--- start of Records provided ---

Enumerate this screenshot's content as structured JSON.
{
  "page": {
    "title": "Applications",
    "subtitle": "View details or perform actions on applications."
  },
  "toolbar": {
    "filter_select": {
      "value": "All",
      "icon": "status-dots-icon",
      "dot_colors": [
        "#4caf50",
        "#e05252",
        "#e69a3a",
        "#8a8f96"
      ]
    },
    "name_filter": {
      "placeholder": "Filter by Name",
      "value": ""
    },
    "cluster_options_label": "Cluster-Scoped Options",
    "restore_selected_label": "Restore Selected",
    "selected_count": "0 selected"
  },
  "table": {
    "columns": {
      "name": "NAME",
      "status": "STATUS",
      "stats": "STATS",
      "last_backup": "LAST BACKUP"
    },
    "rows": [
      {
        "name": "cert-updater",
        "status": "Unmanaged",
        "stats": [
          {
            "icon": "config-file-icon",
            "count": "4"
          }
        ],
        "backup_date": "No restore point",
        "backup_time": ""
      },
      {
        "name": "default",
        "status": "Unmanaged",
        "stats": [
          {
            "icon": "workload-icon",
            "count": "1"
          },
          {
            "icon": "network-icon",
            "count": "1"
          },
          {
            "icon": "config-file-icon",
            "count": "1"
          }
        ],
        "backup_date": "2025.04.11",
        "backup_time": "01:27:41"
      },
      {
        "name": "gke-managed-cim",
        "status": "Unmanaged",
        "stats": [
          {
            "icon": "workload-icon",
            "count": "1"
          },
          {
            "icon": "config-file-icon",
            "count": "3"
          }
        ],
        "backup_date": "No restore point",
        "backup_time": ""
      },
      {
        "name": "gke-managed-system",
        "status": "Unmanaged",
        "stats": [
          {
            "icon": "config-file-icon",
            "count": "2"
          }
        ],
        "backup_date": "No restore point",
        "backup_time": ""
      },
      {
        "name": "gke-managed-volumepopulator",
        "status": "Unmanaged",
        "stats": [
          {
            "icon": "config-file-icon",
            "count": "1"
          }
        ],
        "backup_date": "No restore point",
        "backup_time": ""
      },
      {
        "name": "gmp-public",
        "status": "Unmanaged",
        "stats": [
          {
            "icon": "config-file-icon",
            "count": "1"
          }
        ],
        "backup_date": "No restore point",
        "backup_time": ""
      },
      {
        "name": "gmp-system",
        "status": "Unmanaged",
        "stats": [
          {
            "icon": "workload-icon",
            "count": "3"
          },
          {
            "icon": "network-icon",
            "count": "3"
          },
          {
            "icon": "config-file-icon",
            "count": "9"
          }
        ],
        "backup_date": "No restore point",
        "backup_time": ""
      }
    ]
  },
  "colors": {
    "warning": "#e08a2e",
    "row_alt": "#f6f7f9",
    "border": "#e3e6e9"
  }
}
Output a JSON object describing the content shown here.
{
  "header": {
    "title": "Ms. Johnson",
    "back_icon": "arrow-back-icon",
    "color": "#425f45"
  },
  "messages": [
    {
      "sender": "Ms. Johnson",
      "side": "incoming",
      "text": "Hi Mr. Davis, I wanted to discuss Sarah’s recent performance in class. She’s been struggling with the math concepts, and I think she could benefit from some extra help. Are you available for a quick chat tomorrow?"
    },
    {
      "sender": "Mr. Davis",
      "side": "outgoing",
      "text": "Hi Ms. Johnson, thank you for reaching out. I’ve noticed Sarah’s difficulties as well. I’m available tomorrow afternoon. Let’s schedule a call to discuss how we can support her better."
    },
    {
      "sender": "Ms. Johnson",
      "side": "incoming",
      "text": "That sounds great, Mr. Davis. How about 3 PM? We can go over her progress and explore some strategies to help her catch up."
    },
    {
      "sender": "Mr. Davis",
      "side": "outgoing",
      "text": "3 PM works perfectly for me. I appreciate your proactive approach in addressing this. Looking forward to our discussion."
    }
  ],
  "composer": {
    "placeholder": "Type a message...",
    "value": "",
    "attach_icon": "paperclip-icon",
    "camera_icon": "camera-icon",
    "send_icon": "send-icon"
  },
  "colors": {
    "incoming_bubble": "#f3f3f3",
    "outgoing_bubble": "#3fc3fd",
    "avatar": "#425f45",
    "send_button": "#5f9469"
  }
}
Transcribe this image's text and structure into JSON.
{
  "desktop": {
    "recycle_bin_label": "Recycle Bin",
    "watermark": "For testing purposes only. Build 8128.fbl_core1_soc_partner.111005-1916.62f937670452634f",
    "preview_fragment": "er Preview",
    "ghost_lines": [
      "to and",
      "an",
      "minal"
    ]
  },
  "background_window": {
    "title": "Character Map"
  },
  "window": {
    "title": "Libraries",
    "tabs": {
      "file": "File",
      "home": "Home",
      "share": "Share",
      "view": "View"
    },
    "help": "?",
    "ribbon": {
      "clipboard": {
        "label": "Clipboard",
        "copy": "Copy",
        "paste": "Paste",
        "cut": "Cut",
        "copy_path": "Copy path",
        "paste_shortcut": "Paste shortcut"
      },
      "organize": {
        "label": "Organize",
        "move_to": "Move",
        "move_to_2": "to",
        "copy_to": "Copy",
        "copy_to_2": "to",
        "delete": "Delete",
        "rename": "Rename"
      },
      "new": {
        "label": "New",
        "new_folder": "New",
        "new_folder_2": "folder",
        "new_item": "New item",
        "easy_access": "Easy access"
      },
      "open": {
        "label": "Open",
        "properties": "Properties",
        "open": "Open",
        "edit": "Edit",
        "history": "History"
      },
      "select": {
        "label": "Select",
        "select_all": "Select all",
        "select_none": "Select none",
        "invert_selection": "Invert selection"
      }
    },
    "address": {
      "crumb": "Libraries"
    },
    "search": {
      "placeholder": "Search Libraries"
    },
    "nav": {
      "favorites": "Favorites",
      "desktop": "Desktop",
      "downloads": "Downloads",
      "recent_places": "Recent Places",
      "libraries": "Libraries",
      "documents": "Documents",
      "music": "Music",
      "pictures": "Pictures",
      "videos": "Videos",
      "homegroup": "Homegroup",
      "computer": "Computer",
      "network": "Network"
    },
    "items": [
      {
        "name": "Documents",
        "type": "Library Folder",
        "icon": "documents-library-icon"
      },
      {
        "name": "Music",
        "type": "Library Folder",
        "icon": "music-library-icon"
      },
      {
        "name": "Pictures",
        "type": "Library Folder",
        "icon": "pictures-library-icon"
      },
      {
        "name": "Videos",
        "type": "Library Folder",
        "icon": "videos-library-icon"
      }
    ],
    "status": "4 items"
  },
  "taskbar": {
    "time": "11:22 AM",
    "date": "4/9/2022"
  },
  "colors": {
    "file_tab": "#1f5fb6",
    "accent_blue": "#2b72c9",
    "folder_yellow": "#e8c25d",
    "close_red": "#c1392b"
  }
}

--- end of Records provided ---

Copy every record exactly as presented.

Enumerate this screenshot's content as structured JSON.
{
  "page": {
    "title": "Applications",
    "subtitle": "View details or perform actions on applications."
  },
  "toolbar": {
    "filter_select": {
      "value": "All",
      "icon": "status-dots-icon",
      "dot_colors": [
        "#4caf50",
        "#e05252",
        "#e69a3a",
        "#8a8f96"
      ]
    },
    "name_filter": {
      "placeholder": "Filter by Name",
      "value": ""
    },
    "cluster_options_label": "Cluster-Scoped Options",
    "restore_selected_label": "Restore Selected",
    "selected_count": "0 selected"
  },
  "table": {
    "columns": {
      "name": "NAME",
      "status": "STATUS",
      "stats": "STATS",
      "last_backup": "LAST BACKUP"
    },
    "rows": [
      {
        "name": "cert-updater",
        "status": "Unmanaged",
        "stats": [
          {
            "icon": "config-file-icon",
            "count": "4"
          }
        ],
        "backup_date": "No restore point",
        "backup_time": ""
      },
      {
        "name": "default",
        "status": "Unmanaged",
        "stats": [
          {
            "icon": "workload-icon",
            "count": "1"
          },
          {
            "icon": "network-icon",
            "count": "1"
          },
          {
            "icon": "config-file-icon",
            "count": "1"
          }
        ],
        "backup_date": "2025.04.11",
        "backup_time": "01:27:41"
      },
      {
        "name": "gke-managed-cim",
        "status": "Unmanaged",
        "stats": [
          {
            "icon": "workload-icon",
            "count": "1"
          },
          {
            "icon": "config-file-icon",
            "count": "3"
          }
        ],
        "backup_date": "No restore point",
        "backup_time": ""
      },
      {
        "name": "gke-managed-system",
        "status": "Unmanaged",
        "stats": [
          {
            "icon": "config-file-icon",
            "count": "2"
          }
        ],
        "backup_date": "No restore point",
        "backup_time": ""
      },
      {
        "name": "gke-managed-volumepopulator",
        "status": "Unmanaged",
        "stats": [
          {
            "icon": "config-file-icon",
            "count": "1"
          }
        ],
        "backup_date": "No restore point",
        "backup_time": ""
      },
      {
        "name": "gmp-public",
        "status": "Unmanaged",
        "stats": [
          {
            "icon": "config-file-icon",
            "count": "1"
          }
        ],
        "backup_date": "No restore point",
        "backup_time": ""
      },
      {
        "name": "gmp-system",
        "status": "Unmanaged",
        "stats": [
          {
            "icon": "workload-icon",
            "count": "3"
          },
          {
            "icon": "network-icon",
            "count": "3"
          },
          {
            "icon": "config-file-icon",
            "count": "9"
          }
        ],
        "backup_date": "No restore point",
        "backup_time": ""
      }
    ]
  },
  "colors": {
    "warning": "#e08a2e",
    "row_alt": "#f6f7f9",
    "border": "#e3e6e9"
  }
}
Output a JSON object describing the content shown here.
{
  "header": {
    "title": "Ms. Johnson",
    "back_icon": "arrow-back-icon",
    "color": "#425f45"
  },
  "messages": [
    {
      "sender": "Ms. Johnson",
      "side": "incoming",
      "text": "Hi Mr. Davis, I wanted to discuss Sarah’s recent performance in class. She’s been struggling with the math concepts, and I think she could benefit from some extra help. Are you available for a quick chat tomorrow?"
    },
    {
      "sender": "Mr. Davis",
      "side": "outgoing",
      "text": "Hi Ms. Johnson, thank you for reaching out. I’ve noticed Sarah’s difficulties as well. I’m available tomorrow afternoon. Let’s schedule a call to discuss how we can support her better."
    },
    {
      "sender": "Ms. Johnson",
      "side": "incoming",
      "text": "That sounds great, Mr. Davis. How about 3 PM? We can go over her progress and explore some strategies to help her catch up."
    },
    {
      "sender": "Mr. Davis",
      "side": "outgoing",
      "text": "3 PM works perfectly for me. I appreciate your proactive approach in addressing this. Looking forward to our discussion."
    }
  ],
  "composer": {
    "placeholder": "Type a message...",
    "value": "",
    "attach_icon": "paperclip-icon",
    "camera_icon": "camera-icon",
    "send_icon": "send-icon"
  },
  "colors": {
    "incoming_bubble": "#f3f3f3",
    "outgoing_bubble": "#3fc3fd",
    "avatar": "#425f45",
    "send_button": "#5f9469"
  }
}
Transcribe this image's text and structure into JSON.
{
  "desktop": {
    "recycle_bin_label": "Recycle Bin",
    "watermark": "For testing purposes only. Build 8128.fbl_core1_soc_partner.111005-1916.62f937670452634f",
    "preview_fragment": "er Preview",
    "ghost_lines": [
      "to and",
      "an",
      "minal"
    ]
  },
  "background_window": {
    "title": "Character Map"
  },
  "window": {
    "title": "Libraries",
    "tabs": {
      "file": "File",
      "home": "Home",
      "share": "Share",
      "view": "View"
    },
    "help": "?",
    "ribbon": {
      "clipboard": {
        "label": "Clipboard",
        "copy": "Copy",
        "paste": "Paste",
        "cut": "Cut",
        "copy_path": "Copy path",
        "paste_shortcut": "Paste shortcut"
      },
      "organize": {
        "label": "Organize",
        "move_to": "Move",
        "move_to_2": "to",
        "copy_to": "Copy",
        "copy_to_2": "to",
        "delete": "Delete",
        "rename": "Rename"
      },
      "new": {
        "label": "New",
        "new_folder": "New",
        "new_folder_2": "folder",
        "new_item": "New item",
        "easy_access": "Easy access"
      },
      "open": {
        "label": "Open",
        "properties": "Properties",
        "open": "Open",
        "edit": "Edit",
        "history": "History"
      },
      "select": {
        "label": "Select",
        "select_all": "Select all",
        "select_none": "Select none",
        "invert_selection": "Invert selection"
      }
    },
    "address": {
      "crumb": "Libraries"
    },
    "search": {
      "placeholder": "Search Libraries"
    },
    "nav": {
      "favorites": "Favorites",
      "desktop": "Desktop",
      "downloads": "Downloads",
      "recent_places": "Recent Places",
      "libraries": "Libraries",
      "documents": "Documents",
      "music": "Music",
      "pictures": "Pictures",
      "videos": "Videos",
      "homegroup": "Homegroup",
      "computer": "Computer",
      "network": "Network"
    },
    "items": [
      {
        "name": "Documents",
        "type": "Library Folder",
        "icon": "documents-library-icon"
      },
      {
        "name": "Music",
        "type": "Library Folder",
        "icon": "music-library-icon"
      },
      {
        "name": "Pictures",
        "type": "Library Folder",
        "icon": "pictures-library-icon"
      },
      {
        "name": "Videos",
        "type": "Library Folder",
        "icon": "videos-library-icon"
      }
    ],
    "status": "4 items"
  },
  "taskbar": {
    "time": "11:22 AM",
    "date": "4/9/2022"
  },
  "colors": {
    "file_tab": "#1f5fb6",
    "accent_blue": "#2b72c9",
    "folder_yellow": "#e8c25d",
    "close_red": "#c1392b"
  }
}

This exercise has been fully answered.